▶ BRIEF
Identify all lines in the data containing the string "JSON". Copy them out.

▶ SUPPLIED DATA

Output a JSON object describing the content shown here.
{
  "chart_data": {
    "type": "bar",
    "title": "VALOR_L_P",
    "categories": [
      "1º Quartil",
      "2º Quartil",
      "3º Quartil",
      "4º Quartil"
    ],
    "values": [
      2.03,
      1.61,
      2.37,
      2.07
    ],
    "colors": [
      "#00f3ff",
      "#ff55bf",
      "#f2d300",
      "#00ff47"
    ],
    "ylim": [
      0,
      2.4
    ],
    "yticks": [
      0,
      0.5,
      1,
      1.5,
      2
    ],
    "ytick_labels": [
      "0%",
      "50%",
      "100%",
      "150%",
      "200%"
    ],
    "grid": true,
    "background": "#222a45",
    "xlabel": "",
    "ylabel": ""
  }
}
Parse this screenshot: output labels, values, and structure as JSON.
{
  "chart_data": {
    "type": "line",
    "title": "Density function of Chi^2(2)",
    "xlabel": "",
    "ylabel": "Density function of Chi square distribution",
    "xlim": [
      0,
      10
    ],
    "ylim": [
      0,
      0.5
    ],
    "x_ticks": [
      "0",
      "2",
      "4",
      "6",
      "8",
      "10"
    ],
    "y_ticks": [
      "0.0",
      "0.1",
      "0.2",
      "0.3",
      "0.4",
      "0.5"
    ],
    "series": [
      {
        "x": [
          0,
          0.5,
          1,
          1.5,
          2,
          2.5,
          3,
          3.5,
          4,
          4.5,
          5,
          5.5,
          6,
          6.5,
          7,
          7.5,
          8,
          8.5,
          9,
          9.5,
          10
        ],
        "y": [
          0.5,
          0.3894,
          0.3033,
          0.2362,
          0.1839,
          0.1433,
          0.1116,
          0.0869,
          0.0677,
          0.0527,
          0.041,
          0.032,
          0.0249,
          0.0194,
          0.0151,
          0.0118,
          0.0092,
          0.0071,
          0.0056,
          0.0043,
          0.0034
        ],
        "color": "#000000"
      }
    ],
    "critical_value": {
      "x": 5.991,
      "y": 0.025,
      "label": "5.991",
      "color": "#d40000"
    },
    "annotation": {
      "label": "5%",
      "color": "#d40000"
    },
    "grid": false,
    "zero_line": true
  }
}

▶ TASK ANSWER
Output a JSON object describing the content shown here.
Parse this screenshot: output labels, values, and structure as JSON.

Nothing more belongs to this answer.